__What this task involves__: In two sentences, summarize the text below on right ventricular dysfunction in pulmonary embolism.

__Text passage__:
Published online 2024 Aug 1. doi:10.14744/AnatolJCardiol.2024.3562
PMCID: PMC11317779
PMID: 38798238
Serhat Erol,1 Aslıhan Gürün Kaya,1 Fatma Arslan,1 Sümeyye Ayöz,1 Ayşegül Gürsoy Çoruh,2 Melahat Kul,2 Evren Özçınar,3 Aydın Çiledağ,1 Zeynep Pınar Önen,1 Akın Kaya,1 Özlem Özdemir Kumbasar,1 and Stavros V. Konstantinides4
Author information Article notes Copyright and License information PMC Disclaimer
Abstract
Background:
Right ventricular dysfunction (RVD) is the main determinant of mortality in patients with pulmonary embolism (PE). Thus, guidelines recommend the assessment of RVD with transthoracic echocardiography (TTE) or computed tomography pulmonary angiography (CTPA) among these patients. In this study, we investigated the agreement between TTE and CTPA for the detection of RVD.
Methods:
This single-center retrospective study included patients who were diagnosed with CTPA and underwent TTE within the first 24 hours following the diagnosis.

__Data__:
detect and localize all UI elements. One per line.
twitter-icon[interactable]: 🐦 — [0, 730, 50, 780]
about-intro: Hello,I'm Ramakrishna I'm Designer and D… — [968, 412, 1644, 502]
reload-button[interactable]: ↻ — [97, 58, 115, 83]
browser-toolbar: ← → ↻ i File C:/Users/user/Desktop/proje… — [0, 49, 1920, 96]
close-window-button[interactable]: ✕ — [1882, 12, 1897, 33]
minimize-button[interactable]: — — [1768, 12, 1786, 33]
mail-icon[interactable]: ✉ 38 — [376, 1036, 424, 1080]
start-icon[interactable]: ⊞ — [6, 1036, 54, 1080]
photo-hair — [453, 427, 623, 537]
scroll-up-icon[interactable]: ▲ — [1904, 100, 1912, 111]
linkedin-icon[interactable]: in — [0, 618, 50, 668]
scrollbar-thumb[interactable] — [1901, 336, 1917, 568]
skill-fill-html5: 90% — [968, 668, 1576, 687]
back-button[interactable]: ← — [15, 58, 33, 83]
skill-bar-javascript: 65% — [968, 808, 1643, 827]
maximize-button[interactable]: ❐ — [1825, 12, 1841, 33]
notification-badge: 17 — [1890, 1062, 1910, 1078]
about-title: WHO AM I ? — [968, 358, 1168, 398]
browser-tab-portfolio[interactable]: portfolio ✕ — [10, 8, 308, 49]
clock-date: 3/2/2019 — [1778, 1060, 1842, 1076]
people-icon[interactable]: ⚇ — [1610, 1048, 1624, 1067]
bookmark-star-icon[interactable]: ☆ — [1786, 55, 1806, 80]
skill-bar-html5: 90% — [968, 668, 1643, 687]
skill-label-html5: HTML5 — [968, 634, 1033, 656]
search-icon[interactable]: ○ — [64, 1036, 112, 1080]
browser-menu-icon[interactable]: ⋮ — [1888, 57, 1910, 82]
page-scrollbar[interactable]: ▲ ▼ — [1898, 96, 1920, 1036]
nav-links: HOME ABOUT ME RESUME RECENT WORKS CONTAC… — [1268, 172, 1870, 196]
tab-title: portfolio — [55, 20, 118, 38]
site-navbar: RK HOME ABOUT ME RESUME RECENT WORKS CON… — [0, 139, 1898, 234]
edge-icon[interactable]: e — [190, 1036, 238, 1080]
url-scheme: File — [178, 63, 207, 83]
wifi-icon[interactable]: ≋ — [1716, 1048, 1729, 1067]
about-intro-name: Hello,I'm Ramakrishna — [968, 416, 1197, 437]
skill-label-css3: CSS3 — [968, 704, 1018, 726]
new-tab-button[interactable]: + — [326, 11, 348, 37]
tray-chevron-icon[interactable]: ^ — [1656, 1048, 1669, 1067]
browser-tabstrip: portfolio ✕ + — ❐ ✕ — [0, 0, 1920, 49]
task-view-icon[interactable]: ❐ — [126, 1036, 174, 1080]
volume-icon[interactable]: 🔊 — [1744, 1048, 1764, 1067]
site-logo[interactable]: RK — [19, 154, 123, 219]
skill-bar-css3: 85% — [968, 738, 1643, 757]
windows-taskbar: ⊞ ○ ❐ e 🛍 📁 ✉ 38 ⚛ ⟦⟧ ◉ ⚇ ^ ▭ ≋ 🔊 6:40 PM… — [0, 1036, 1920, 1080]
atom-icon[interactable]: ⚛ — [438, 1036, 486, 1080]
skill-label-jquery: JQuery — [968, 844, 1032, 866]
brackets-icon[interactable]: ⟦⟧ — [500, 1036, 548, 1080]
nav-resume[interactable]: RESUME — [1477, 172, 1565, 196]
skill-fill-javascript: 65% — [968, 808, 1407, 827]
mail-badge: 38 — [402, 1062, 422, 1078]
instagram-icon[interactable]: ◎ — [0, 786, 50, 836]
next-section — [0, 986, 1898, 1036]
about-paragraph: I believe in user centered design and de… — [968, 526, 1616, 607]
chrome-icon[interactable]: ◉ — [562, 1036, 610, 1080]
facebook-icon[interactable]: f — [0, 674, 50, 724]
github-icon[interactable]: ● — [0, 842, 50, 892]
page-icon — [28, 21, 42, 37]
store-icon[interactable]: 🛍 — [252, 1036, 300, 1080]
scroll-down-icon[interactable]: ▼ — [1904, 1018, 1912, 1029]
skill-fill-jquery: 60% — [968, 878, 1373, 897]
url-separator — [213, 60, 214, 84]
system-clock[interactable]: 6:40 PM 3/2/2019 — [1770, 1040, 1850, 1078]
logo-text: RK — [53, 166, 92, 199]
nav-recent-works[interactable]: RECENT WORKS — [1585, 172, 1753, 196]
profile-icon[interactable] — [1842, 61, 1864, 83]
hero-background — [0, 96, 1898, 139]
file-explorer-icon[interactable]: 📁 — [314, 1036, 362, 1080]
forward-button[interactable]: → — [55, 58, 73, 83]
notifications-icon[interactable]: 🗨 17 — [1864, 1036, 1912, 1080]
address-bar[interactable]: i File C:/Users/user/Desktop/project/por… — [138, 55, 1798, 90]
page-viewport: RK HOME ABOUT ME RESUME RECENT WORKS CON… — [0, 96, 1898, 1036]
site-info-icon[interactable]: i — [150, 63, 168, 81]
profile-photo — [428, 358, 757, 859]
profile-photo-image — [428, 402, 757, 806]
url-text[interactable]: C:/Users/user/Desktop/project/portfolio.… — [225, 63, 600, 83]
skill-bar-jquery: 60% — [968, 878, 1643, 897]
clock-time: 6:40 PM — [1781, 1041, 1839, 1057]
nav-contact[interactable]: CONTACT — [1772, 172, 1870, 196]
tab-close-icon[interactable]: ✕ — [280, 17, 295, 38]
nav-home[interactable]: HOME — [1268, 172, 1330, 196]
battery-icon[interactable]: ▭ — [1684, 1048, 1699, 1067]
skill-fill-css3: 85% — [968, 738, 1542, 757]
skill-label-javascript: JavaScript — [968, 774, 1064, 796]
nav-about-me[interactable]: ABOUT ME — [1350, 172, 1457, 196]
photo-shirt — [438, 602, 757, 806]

__Response__: Right ventricular dysfunction is the main determinant of mortality in patients with pulmonary embolism, so guidelines recommend assessing it with transthoracic echocardiography (TTE) or computed tomography pulmonary angiography (CTPA). This single-center retrospective study investigated how well TTE and CTPA agree in detecting the dysfunction, including patients diagnosed with CTPA who underwent TTE within the first 24 hours after diagnosis.